## [WHAT YOU HAVE TO DO]
Give the number of lines in the records below that include "khoản", and nothing more.

===== LISTED RECORDS

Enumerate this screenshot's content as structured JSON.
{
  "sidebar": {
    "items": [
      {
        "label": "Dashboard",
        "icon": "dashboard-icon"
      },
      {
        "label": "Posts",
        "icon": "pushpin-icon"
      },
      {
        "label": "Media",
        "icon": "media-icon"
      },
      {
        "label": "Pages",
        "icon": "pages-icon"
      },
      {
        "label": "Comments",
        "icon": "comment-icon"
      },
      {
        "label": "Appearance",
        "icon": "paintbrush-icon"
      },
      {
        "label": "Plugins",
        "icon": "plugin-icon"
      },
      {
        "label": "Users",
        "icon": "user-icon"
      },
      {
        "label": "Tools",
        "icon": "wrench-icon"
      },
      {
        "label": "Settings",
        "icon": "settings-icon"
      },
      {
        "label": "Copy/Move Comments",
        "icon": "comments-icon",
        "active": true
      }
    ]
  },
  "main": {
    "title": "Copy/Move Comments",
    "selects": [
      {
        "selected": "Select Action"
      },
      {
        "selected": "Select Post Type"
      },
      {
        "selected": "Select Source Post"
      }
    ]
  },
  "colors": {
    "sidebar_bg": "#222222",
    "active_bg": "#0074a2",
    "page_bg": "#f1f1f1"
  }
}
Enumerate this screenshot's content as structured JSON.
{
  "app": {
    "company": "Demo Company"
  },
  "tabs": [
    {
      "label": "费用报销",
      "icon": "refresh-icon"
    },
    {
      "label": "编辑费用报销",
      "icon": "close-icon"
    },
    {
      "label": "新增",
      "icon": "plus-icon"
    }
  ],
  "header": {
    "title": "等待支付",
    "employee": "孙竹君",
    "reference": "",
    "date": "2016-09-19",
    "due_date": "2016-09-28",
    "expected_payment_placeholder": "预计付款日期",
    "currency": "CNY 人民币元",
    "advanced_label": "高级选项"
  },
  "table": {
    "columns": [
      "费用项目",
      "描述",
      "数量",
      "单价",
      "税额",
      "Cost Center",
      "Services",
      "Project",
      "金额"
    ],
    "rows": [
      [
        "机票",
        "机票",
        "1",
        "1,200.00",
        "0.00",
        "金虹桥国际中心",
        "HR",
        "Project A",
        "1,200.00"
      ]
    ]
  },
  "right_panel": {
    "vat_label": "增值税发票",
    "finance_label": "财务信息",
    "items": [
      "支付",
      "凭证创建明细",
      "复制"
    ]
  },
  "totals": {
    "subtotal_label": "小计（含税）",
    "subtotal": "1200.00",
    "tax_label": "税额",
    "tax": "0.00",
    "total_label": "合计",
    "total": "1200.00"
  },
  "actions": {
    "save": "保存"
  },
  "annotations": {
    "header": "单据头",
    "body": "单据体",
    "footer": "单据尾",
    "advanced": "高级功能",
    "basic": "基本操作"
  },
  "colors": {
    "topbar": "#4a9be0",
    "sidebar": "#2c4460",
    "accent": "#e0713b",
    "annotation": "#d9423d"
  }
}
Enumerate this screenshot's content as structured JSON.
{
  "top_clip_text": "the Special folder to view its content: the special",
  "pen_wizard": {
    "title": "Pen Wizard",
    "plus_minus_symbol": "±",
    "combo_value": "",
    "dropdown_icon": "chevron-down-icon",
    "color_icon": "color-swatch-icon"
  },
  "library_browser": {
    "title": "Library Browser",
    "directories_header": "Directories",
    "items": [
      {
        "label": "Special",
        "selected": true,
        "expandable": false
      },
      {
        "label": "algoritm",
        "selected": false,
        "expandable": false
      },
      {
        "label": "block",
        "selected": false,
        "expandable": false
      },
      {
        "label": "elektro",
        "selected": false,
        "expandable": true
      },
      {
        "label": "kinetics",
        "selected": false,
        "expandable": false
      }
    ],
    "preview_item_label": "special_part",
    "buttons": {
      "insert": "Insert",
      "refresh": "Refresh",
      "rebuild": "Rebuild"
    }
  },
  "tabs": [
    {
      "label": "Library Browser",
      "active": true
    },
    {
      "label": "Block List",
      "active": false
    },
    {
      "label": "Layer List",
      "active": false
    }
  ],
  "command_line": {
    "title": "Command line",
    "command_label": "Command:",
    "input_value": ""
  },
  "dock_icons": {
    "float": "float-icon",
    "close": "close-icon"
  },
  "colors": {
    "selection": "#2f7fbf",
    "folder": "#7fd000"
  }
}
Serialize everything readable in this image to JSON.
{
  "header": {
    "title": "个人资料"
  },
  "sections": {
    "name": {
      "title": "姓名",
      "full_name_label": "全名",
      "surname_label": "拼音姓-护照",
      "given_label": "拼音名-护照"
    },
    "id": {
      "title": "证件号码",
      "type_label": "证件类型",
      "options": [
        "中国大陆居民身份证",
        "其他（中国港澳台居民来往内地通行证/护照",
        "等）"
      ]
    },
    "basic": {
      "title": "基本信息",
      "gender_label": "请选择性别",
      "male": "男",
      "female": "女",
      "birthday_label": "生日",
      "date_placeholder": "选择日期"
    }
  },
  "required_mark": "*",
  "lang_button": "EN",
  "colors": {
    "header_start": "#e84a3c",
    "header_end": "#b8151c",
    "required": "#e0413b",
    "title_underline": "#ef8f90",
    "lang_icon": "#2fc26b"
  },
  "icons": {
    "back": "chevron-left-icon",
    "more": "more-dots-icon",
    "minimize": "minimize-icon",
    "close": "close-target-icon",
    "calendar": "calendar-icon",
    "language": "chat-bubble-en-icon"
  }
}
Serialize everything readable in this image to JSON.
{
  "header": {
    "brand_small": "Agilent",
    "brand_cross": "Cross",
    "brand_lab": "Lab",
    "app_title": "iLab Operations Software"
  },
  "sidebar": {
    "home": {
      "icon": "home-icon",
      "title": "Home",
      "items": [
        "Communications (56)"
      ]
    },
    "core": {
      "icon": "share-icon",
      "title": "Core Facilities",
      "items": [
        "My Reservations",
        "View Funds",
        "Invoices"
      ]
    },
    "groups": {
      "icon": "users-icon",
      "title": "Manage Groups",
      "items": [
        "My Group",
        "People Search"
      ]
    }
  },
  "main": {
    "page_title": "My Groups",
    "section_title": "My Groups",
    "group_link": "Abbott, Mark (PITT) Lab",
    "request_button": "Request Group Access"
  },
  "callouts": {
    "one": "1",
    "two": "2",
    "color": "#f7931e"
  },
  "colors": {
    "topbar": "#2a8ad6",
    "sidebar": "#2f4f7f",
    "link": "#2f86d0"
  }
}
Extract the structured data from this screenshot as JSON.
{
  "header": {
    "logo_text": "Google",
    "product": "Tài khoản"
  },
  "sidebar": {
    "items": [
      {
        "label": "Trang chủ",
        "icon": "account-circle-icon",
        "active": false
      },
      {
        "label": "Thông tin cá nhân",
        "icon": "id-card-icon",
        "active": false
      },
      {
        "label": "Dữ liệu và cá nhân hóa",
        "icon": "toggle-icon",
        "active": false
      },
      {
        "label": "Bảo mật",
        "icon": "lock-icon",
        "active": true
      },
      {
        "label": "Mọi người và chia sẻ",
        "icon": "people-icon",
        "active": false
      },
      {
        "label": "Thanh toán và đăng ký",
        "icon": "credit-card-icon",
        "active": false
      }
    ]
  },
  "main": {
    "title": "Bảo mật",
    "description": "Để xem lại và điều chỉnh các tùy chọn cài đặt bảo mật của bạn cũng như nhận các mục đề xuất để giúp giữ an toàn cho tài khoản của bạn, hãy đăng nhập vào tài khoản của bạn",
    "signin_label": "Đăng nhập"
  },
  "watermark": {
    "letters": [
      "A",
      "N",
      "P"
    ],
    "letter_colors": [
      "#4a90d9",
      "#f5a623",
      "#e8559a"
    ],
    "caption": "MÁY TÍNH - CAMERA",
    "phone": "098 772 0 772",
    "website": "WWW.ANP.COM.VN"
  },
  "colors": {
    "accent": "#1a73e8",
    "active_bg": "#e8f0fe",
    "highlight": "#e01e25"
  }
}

==========

## [SOLVED EXERCISE]
2